# [DATA TO USE]
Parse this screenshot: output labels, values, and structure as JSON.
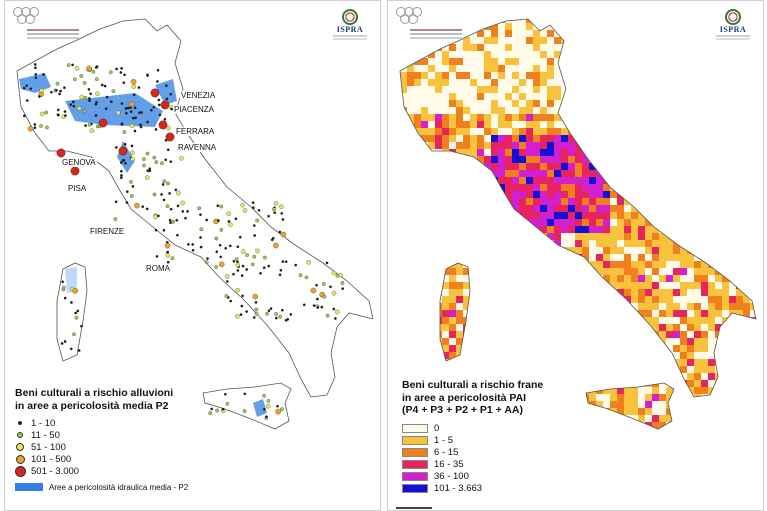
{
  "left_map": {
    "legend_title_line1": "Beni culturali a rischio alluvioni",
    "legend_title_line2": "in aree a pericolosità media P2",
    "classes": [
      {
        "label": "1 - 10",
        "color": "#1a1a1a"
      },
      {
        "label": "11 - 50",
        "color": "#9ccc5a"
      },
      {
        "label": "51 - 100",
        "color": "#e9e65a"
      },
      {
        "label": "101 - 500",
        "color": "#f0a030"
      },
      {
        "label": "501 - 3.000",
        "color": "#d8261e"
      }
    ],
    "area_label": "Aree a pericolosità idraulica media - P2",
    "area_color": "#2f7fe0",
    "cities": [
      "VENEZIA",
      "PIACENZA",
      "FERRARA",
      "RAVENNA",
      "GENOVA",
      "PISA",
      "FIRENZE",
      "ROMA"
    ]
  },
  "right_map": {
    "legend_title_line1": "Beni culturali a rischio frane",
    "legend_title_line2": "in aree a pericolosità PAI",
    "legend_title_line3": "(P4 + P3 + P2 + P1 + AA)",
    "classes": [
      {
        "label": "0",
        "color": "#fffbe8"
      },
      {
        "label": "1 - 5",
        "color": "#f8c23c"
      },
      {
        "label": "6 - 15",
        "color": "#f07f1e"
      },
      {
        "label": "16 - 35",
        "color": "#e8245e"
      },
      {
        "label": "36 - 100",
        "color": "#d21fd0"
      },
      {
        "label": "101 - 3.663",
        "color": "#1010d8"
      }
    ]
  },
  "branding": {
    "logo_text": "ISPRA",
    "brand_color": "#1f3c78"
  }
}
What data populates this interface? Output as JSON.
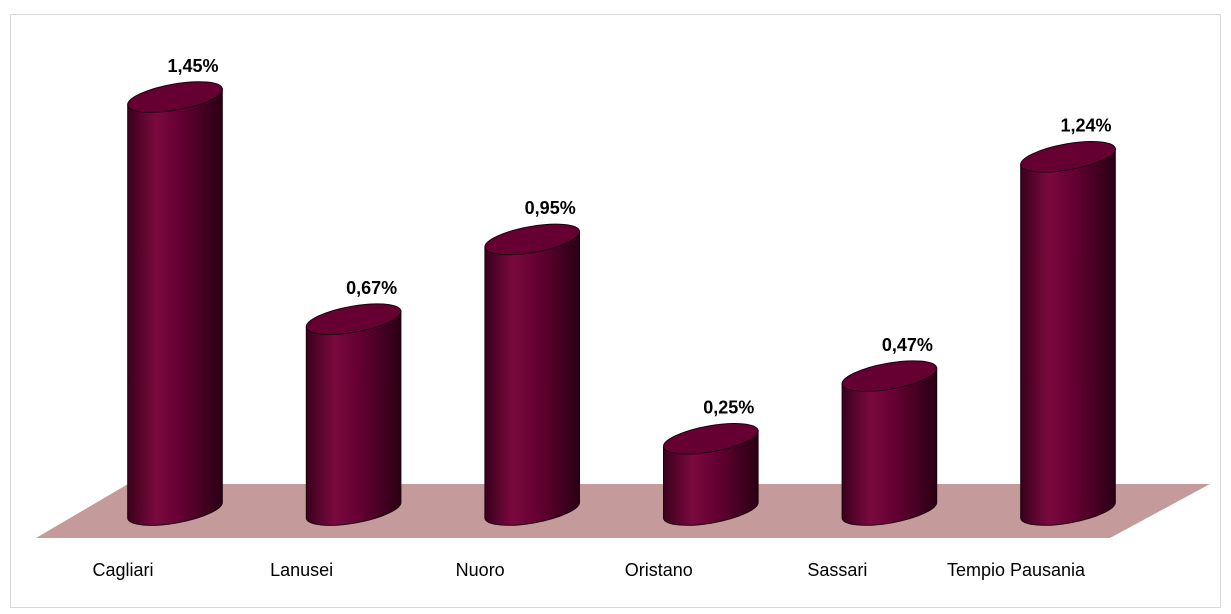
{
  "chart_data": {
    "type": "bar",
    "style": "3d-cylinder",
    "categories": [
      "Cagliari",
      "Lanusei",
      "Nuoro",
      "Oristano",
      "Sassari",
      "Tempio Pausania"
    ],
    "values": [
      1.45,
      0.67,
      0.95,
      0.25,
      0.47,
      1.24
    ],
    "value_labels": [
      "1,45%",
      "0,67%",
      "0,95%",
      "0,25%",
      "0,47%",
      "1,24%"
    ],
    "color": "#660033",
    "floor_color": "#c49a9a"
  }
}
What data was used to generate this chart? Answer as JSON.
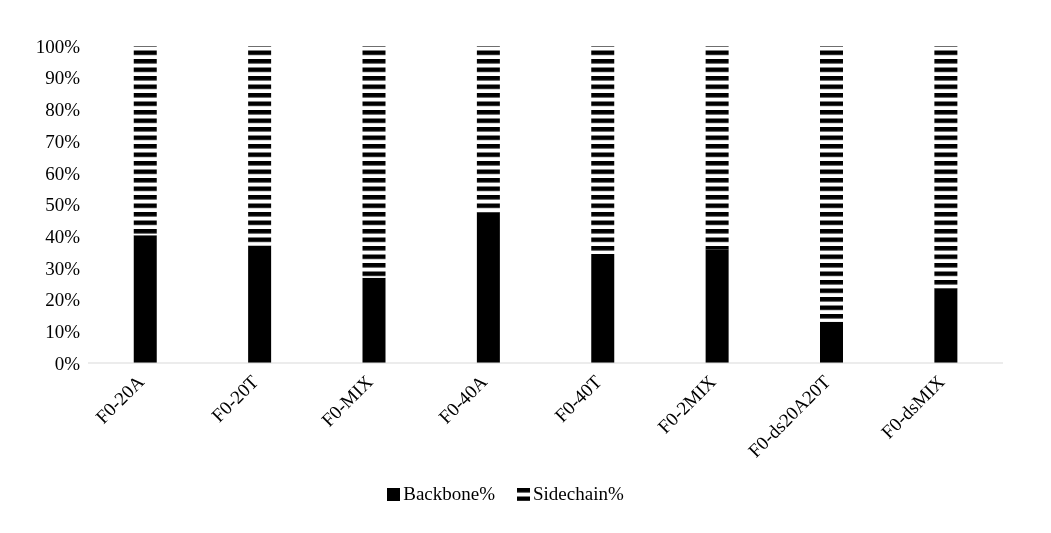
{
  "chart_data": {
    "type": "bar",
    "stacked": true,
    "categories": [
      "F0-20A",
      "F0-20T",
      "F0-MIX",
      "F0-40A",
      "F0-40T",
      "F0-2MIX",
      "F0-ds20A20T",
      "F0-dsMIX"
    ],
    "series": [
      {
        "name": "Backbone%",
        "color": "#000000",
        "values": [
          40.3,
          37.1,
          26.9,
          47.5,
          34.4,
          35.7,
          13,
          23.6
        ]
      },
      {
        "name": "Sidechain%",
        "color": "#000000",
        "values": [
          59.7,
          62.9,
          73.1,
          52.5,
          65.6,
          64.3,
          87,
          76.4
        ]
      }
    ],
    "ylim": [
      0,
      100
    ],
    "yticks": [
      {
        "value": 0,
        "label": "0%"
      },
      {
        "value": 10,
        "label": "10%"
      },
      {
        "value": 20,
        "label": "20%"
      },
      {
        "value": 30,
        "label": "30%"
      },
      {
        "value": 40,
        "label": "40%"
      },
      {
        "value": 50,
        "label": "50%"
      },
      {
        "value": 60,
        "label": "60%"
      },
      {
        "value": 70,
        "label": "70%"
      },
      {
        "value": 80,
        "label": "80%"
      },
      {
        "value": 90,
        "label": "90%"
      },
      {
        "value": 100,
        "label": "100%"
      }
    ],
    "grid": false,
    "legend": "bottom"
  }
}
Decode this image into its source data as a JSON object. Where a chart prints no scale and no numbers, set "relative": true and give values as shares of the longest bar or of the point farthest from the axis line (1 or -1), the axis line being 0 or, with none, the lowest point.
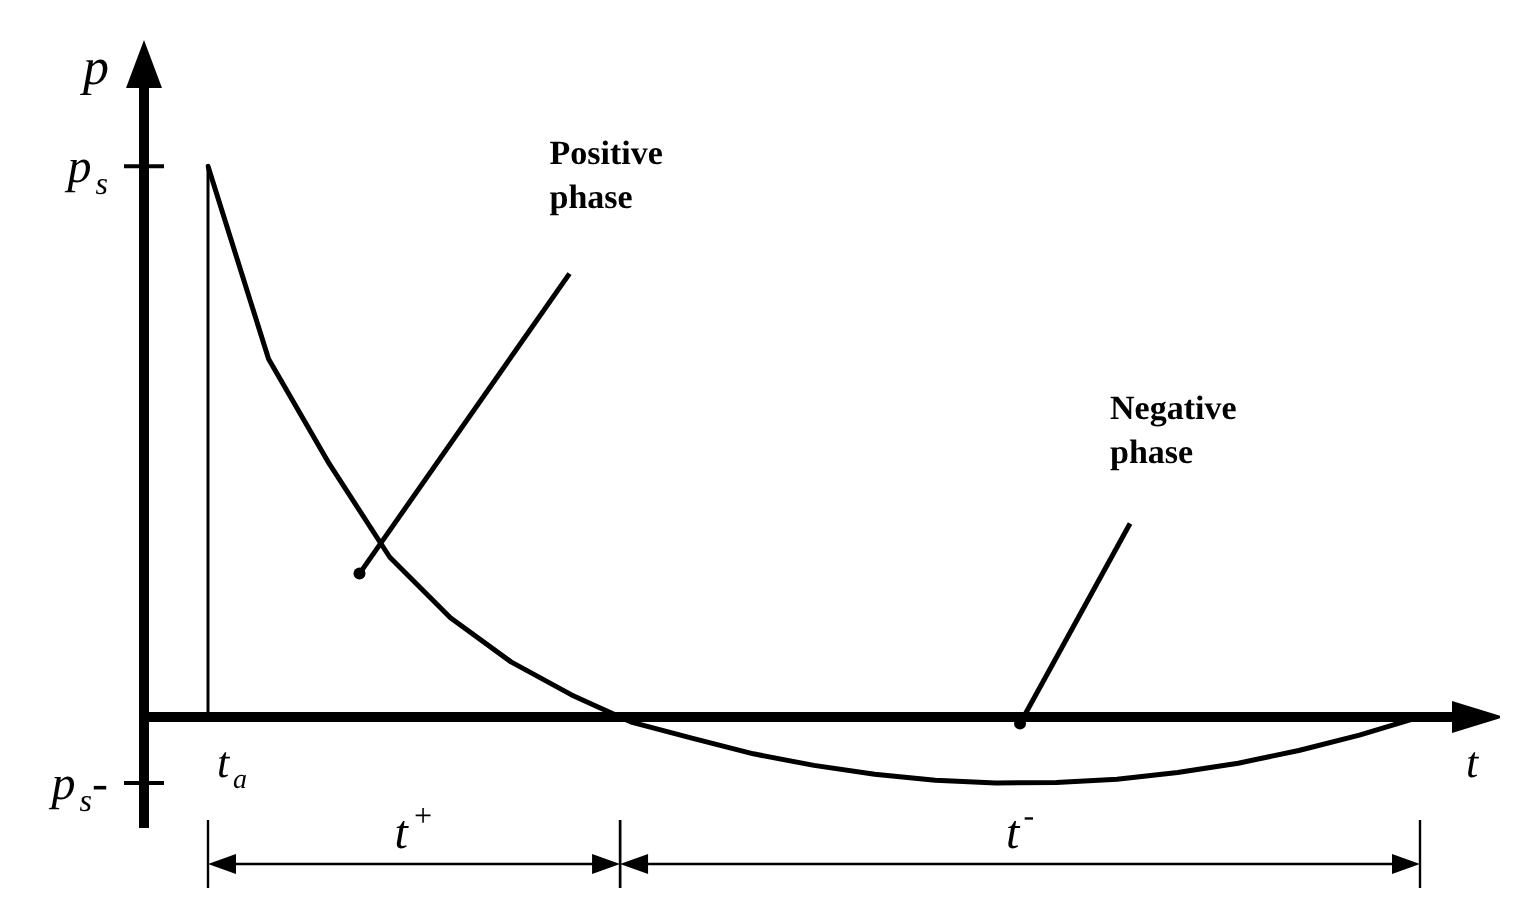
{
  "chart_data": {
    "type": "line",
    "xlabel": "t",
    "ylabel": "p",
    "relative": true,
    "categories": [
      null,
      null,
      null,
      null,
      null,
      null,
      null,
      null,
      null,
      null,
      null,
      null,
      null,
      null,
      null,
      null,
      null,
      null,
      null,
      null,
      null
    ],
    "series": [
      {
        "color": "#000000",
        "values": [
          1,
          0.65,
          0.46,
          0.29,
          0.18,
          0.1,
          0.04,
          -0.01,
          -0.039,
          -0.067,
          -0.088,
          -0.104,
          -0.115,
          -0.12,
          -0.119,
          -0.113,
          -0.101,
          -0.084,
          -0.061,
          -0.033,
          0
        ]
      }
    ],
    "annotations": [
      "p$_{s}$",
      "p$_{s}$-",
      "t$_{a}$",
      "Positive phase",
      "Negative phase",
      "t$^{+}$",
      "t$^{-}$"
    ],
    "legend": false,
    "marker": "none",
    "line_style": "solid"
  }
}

==

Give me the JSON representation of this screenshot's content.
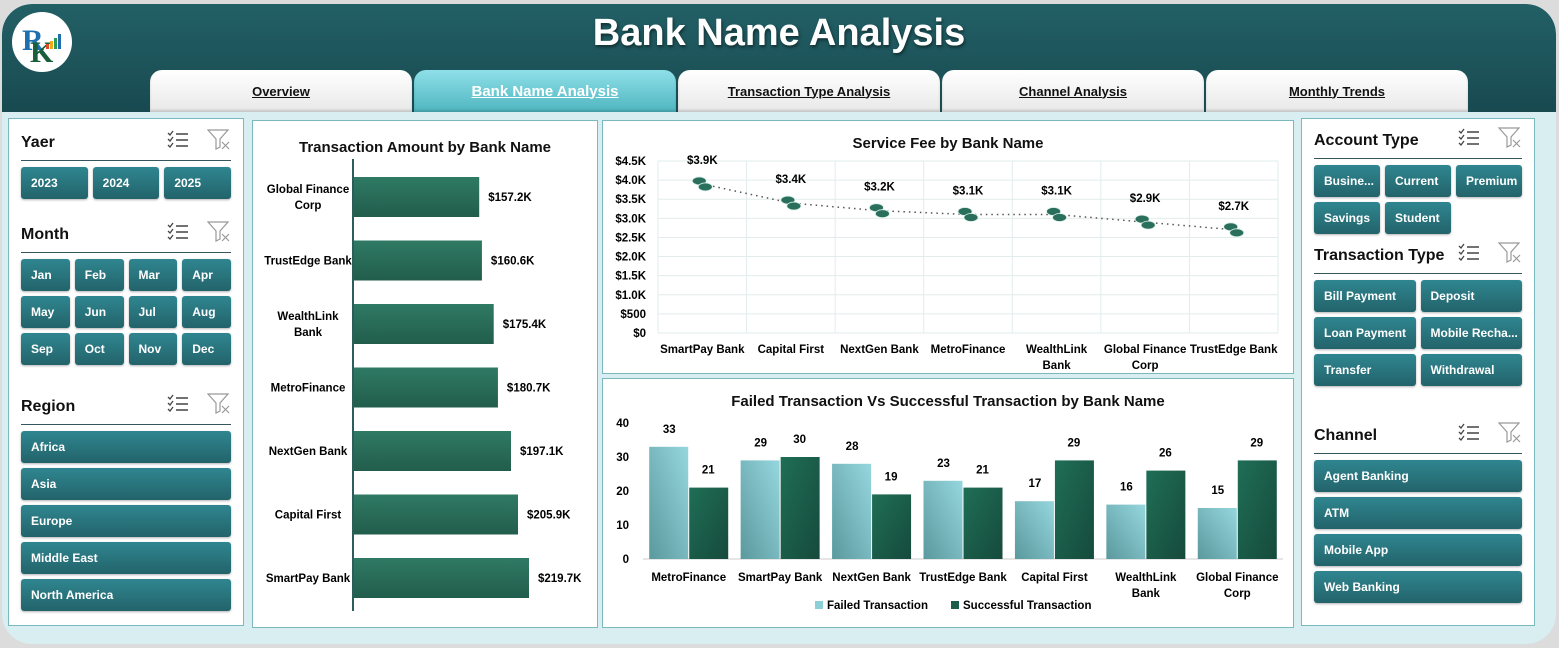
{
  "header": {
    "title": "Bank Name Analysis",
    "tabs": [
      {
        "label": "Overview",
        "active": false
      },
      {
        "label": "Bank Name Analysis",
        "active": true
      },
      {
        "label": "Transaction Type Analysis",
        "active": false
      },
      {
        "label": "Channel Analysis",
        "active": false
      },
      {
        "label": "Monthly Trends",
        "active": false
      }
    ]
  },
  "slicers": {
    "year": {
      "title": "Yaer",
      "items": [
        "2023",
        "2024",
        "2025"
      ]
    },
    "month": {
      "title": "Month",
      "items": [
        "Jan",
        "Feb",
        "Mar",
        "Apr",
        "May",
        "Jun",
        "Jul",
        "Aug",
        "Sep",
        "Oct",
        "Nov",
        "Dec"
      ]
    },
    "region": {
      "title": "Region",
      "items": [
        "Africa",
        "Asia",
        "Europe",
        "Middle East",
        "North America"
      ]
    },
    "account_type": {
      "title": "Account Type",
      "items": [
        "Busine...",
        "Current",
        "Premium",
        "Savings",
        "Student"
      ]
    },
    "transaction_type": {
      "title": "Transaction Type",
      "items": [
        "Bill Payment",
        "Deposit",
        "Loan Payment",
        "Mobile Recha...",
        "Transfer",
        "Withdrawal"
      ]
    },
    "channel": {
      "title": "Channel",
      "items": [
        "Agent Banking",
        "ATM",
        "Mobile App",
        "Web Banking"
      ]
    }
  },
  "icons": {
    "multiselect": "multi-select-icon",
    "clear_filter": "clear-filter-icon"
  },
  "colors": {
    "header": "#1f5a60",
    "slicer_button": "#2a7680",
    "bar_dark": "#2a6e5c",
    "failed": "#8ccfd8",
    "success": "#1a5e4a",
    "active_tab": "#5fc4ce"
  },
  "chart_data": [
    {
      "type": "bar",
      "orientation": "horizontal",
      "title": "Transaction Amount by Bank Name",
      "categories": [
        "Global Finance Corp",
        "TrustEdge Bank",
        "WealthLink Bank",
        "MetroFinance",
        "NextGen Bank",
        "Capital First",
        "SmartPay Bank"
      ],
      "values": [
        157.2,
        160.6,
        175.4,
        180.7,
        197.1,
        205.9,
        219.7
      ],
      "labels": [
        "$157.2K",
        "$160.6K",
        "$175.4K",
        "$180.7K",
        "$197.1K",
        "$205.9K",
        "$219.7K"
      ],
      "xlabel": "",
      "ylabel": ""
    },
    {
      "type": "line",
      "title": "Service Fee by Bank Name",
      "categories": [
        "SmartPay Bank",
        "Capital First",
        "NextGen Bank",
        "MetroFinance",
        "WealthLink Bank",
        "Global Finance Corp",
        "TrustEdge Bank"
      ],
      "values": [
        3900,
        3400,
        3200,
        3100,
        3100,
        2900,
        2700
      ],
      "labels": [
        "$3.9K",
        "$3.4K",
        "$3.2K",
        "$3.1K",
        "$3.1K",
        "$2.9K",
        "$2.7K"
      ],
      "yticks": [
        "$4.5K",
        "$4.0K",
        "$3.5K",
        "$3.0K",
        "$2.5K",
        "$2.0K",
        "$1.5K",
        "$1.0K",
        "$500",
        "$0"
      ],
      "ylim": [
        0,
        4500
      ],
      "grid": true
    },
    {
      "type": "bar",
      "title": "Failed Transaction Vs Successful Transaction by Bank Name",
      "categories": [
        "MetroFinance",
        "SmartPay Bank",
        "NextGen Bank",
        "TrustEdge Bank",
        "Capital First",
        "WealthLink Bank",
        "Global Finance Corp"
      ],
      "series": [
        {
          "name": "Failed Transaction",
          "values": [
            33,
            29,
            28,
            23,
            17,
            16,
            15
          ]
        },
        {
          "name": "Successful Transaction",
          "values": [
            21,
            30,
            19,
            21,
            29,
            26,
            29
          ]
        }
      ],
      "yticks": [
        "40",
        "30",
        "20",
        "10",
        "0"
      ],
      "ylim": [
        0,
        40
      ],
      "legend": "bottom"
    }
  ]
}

...

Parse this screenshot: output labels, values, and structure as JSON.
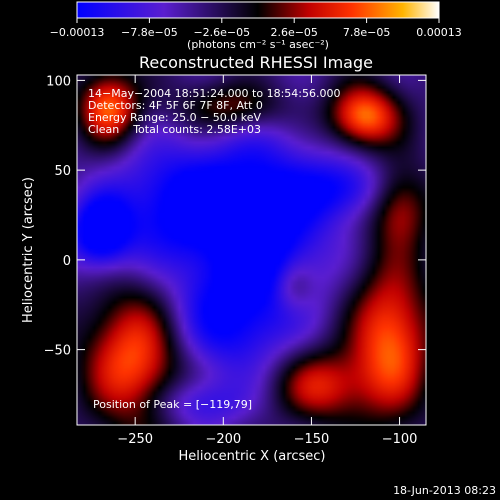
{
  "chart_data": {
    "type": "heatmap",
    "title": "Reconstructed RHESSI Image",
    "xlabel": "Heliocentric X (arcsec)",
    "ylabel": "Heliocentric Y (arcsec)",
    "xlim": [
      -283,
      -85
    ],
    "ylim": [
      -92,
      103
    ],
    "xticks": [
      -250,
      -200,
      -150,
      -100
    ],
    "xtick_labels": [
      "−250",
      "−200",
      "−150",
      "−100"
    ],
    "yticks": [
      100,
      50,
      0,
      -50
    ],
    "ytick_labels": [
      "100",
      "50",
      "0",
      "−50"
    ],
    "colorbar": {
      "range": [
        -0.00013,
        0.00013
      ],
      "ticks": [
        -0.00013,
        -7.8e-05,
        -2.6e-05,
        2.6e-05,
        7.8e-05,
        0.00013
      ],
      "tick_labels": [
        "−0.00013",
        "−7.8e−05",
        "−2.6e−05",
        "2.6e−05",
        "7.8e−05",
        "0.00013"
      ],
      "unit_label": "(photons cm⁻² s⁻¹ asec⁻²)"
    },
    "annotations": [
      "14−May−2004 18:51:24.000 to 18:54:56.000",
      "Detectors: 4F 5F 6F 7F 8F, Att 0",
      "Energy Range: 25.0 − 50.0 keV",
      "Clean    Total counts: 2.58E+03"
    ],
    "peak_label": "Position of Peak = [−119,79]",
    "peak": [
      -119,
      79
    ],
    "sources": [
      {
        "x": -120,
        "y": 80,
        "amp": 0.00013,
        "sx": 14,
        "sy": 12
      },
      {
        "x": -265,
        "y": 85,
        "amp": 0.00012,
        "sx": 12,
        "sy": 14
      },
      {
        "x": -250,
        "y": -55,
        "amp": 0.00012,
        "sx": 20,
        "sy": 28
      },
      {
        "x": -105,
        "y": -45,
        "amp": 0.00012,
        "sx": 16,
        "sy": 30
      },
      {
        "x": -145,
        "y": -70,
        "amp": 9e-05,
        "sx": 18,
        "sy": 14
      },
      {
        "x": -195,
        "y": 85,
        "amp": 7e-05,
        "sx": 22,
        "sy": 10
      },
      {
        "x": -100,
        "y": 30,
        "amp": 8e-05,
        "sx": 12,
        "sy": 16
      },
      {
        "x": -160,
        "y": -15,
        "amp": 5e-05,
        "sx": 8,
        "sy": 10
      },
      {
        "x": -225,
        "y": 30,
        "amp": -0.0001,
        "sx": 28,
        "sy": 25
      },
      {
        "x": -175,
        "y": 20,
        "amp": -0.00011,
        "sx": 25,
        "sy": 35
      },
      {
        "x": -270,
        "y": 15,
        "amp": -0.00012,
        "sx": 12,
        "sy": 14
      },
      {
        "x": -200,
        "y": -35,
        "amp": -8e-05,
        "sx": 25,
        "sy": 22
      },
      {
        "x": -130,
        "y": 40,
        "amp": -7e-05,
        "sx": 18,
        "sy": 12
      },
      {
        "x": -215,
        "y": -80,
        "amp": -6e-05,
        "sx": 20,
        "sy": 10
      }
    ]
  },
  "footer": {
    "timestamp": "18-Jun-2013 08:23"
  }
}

# [WHAT THE TASK ASKS]
Report how many lines in the records above contain the word "none", giving only the number.

# [FINISHED EXERCISE]
2